INSTRUCTIONS TO FOLLOW |
Can you reproduce the data beneath, keeping every line exact?

╔══

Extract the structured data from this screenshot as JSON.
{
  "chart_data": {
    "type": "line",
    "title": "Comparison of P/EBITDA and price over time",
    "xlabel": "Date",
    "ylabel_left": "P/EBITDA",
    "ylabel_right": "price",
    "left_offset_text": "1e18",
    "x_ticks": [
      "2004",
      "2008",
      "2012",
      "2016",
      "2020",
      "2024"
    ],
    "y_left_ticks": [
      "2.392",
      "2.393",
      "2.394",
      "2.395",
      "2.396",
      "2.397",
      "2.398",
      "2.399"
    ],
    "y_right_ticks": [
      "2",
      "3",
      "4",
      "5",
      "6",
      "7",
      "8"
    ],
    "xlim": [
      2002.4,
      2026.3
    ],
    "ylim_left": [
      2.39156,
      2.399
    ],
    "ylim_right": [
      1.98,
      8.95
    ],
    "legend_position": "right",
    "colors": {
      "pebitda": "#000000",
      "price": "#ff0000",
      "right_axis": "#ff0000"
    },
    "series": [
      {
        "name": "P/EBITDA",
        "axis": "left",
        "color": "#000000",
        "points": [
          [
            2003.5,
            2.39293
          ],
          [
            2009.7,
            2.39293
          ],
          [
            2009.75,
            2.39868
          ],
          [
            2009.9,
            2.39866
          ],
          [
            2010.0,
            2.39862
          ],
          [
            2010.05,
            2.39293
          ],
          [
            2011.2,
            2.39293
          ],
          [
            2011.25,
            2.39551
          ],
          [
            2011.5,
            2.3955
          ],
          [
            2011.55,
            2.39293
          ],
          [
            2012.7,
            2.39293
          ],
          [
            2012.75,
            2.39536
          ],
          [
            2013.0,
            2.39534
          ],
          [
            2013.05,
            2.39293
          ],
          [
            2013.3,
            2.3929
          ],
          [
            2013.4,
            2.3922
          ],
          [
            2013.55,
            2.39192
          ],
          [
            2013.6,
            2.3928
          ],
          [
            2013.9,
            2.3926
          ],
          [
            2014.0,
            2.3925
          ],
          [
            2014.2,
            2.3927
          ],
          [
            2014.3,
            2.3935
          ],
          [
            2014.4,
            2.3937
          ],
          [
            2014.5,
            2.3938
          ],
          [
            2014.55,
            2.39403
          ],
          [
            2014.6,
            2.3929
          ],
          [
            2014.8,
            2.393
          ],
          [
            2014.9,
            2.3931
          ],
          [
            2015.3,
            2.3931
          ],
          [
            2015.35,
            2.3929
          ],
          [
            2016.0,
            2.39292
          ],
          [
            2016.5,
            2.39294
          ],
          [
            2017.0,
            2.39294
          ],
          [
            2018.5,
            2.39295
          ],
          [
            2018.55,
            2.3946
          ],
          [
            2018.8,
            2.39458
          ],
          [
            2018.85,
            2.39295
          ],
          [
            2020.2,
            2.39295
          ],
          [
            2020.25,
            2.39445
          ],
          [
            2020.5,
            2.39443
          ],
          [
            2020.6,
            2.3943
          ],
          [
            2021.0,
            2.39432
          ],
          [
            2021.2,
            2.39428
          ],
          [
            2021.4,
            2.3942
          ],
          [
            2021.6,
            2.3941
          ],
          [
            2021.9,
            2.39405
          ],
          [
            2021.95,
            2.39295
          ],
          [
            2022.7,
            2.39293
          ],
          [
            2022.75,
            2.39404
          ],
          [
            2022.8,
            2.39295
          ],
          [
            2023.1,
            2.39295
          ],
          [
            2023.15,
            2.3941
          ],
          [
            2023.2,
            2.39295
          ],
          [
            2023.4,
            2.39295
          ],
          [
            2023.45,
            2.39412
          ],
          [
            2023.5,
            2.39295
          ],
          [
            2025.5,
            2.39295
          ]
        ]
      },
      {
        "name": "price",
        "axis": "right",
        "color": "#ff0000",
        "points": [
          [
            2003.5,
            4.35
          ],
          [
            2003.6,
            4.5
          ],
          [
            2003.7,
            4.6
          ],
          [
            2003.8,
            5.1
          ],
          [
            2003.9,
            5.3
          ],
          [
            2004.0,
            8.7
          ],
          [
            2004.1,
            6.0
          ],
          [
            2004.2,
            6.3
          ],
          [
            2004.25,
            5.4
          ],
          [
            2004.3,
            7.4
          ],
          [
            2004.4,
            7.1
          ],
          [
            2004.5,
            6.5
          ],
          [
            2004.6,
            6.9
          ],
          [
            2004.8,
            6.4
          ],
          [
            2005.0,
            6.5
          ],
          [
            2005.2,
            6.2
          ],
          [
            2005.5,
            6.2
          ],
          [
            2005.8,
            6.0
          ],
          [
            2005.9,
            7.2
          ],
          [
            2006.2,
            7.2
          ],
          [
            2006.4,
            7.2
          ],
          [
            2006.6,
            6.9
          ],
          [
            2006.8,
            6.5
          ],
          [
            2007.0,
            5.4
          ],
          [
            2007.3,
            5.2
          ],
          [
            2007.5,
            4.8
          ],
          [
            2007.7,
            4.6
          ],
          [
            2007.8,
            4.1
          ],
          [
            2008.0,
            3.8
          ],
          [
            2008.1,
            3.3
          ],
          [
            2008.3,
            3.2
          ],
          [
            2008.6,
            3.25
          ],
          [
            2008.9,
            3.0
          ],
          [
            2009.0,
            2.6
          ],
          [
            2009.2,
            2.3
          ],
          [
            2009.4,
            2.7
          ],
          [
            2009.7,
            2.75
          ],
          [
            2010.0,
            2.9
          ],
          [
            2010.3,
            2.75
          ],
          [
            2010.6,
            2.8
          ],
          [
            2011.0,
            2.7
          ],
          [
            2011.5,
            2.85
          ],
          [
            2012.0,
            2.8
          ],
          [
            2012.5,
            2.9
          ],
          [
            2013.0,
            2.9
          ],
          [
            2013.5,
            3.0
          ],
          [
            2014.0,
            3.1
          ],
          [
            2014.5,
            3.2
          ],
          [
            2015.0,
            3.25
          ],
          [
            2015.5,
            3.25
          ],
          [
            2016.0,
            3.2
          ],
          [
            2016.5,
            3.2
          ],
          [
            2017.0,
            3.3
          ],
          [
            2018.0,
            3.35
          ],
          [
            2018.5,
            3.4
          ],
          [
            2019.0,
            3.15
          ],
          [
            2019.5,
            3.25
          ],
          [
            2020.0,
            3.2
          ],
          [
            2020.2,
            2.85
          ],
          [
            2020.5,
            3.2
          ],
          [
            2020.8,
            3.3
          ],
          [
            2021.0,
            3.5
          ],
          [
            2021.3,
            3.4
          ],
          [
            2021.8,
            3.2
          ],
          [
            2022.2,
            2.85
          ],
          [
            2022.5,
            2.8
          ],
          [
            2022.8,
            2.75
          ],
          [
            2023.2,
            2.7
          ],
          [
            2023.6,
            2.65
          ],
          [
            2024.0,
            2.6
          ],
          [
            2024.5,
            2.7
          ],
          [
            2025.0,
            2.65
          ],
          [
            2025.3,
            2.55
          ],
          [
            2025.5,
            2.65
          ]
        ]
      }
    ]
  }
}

╚══

RESPONSE |
Extract the structured data from this screenshot as JSON.
{
  "chart_data": {
    "type": "line",
    "title": "Comparison of P/EBITDA and price over time",
    "xlabel": "Date",
    "ylabel_left": "P/EBITDA",
    "ylabel_right": "price",
    "left_offset_text": "1e18",
    "x_ticks": [
      "2004",
      "2008",
      "2012",
      "2016",
      "2020",
      "2024"
    ],
    "y_left_ticks": [
      "2.392",
      "2.393",
      "2.394",
      "2.395",
      "2.396",
      "2.397",
      "2.398",
      "2.399"
    ],
    "y_right_ticks": [
      "2",
      "3",
      "4",
      "5",
      "6",
      "7",
      "8"
    ],
    "xlim": [
      2002.4,
      2026.3
    ],
    "ylim_left": [
      2.39156,
      2.399
    ],
    "ylim_right": [
      1.98,
      8.95
    ],
    "legend_position": "right",
    "colors": {
      "pebitda": "#000000",
      "price": "#ff0000",
      "right_axis": "#ff0000"
    },
    "series": [
      {
        "name": "P/EBITDA",
        "axis": "left",
        "color": "#000000",
        "points": [
          [
            2003.5,
            2.39293
          ],
          [
            2009.7,
            2.39293
          ],
          [
            2009.75,
            2.39868
          ],
          [
            2009.9,
            2.39866
          ],
          [
            2010.0,
            2.39862
          ],
          [
            2010.05,
            2.39293
          ],
          [
            2011.2,
            2.39293
          ],
          [
            2011.25,
            2.39551
          ],
          [
            2011.5,
            2.3955
          ],
          [
            2011.55,
            2.39293
          ],
          [
            2012.7,
            2.39293
          ],
          [
            2012.75,
            2.39536
          ],
          [
            2013.0,
            2.39534
          ],
          [
            2013.05,
            2.39293
          ],
          [
            2013.3,
            2.3929
          ],
          [
            2013.4,
            2.3922
          ],
          [
            2013.55,
            2.39192
          ],
          [
            2013.6,
            2.3928
          ],
          [
            2013.9,
            2.3926
          ],
          [
            2014.0,
            2.3925
          ],
          [
            2014.2,
            2.3927
          ],
          [
            2014.3,
            2.3935
          ],
          [
            2014.4,
            2.3937
          ],
          [
            2014.5,
            2.3938
          ],
          [
            2014.55,
            2.39403
          ],
          [
            2014.6,
            2.3929
          ],
          [
            2014.8,
            2.393
          ],
          [
            2014.9,
            2.3931
          ],
          [
            2015.3,
            2.3931
          ],
          [
            2015.35,
            2.3929
          ],
          [
            2016.0,
            2.39292
          ],
          [
            2016.5,
            2.39294
          ],
          [
            2017.0,
            2.39294
          ],
          [
            2018.5,
            2.39295
          ],
          [
            2018.55,
            2.3946
          ],
          [
            2018.8,
            2.39458
          ],
          [
            2018.85,
            2.39295
          ],
          [
            2020.2,
            2.39295
          ],
          [
            2020.25,
            2.39445
          ],
          [
            2020.5,
            2.39443
          ],
          [
            2020.6,
            2.3943
          ],
          [
            2021.0,
            2.39432
          ],
          [
            2021.2,
            2.39428
          ],
          [
            2021.4,
            2.3942
          ],
          [
            2021.6,
            2.3941
          ],
          [
            2021.9,
            2.39405
          ],
          [
            2021.95,
            2.39295
          ],
          [
            2022.7,
            2.39293
          ],
          [
            2022.75,
            2.39404
          ],
          [
            2022.8,
            2.39295
          ],
          [
            2023.1,
            2.39295
          ],
          [
            2023.15,
            2.3941
          ],
          [
            2023.2,
            2.39295
          ],
          [
            2023.4,
            2.39295
          ],
          [
            2023.45,
            2.39412
          ],
          [
            2023.5,
            2.39295
          ],
          [
            2025.5,
            2.39295
          ]
        ]
      },
      {
        "name": "price",
        "axis": "right",
        "color": "#ff0000",
        "points": [
          [
            2003.5,
            4.35
          ],
          [
            2003.6,
            4.5
          ],
          [
            2003.7,
            4.6
          ],
          [
            2003.8,
            5.1
          ],
          [
            2003.9,
            5.3
          ],
          [
            2004.0,
            8.7
          ],
          [
            2004.1,
            6.0
          ],
          [
            2004.2,
            6.3
          ],
          [
            2004.25,
            5.4
          ],
          [
            2004.3,
            7.4
          ],
          [
            2004.4,
            7.1
          ],
          [
            2004.5,
            6.5
          ],
          [
            2004.6,
            6.9
          ],
          [
            2004.8,
            6.4
          ],
          [
            2005.0,
            6.5
          ],
          [
            2005.2,
            6.2
          ],
          [
            2005.5,
            6.2
          ],
          [
            2005.8,
            6.0
          ],
          [
            2005.9,
            7.2
          ],
          [
            2006.2,
            7.2
          ],
          [
            2006.4,
            7.2
          ],
          [
            2006.6,
            6.9
          ],
          [
            2006.8,
            6.5
          ],
          [
            2007.0,
            5.4
          ],
          [
            2007.3,
            5.2
          ],
          [
            2007.5,
            4.8
          ],
          [
            2007.7,
            4.6
          ],
          [
            2007.8,
            4.1
          ],
          [
            2008.0,
            3.8
          ],
          [
            2008.1,
            3.3
          ],
          [
            2008.3,
            3.2
          ],
          [
            2008.6,
            3.25
          ],
          [
            2008.9,
            3.0
          ],
          [
            2009.0,
            2.6
          ],
          [
            2009.2,
            2.3
          ],
          [
            2009.4,
            2.7
          ],
          [
            2009.7,
            2.75
          ],
          [
            2010.0,
            2.9
          ],
          [
            2010.3,
            2.75
          ],
          [
            2010.6,
            2.8
          ],
          [
            2011.0,
            2.7
          ],
          [
            2011.5,
            2.85
          ],
          [
            2012.0,
            2.8
          ],
          [
            2012.5,
            2.9
          ],
          [
            2013.0,
            2.9
          ],
          [
            2013.5,
            3.0
          ],
          [
            2014.0,
            3.1
          ],
          [
            2014.5,
            3.2
          ],
          [
            2015.0,
            3.25
          ],
          [
            2015.5,
            3.25
          ],
          [
            2016.0,
            3.2
          ],
          [
            2016.5,
            3.2
          ],
          [
            2017.0,
            3.3
          ],
          [
            2018.0,
            3.35
          ],
          [
            2018.5,
            3.4
          ],
          [
            2019.0,
            3.15
          ],
          [
            2019.5,
            3.25
          ],
          [
            2020.0,
            3.2
          ],
          [
            2020.2,
            2.85
          ],
          [
            2020.5,
            3.2
          ],
          [
            2020.8,
            3.3
          ],
          [
            2021.0,
            3.5
          ],
          [
            2021.3,
            3.4
          ],
          [
            2021.8,
            3.2
          ],
          [
            2022.2,
            2.85
          ],
          [
            2022.5,
            2.8
          ],
          [
            2022.8,
            2.75
          ],
          [
            2023.2,
            2.7
          ],
          [
            2023.6,
            2.65
          ],
          [
            2024.0,
            2.6
          ],
          [
            2024.5,
            2.7
          ],
          [
            2025.0,
            2.65
          ],
          [
            2025.3,
            2.55
          ],
          [
            2025.5,
            2.65
          ]
        ]
      }
    ]
  }
}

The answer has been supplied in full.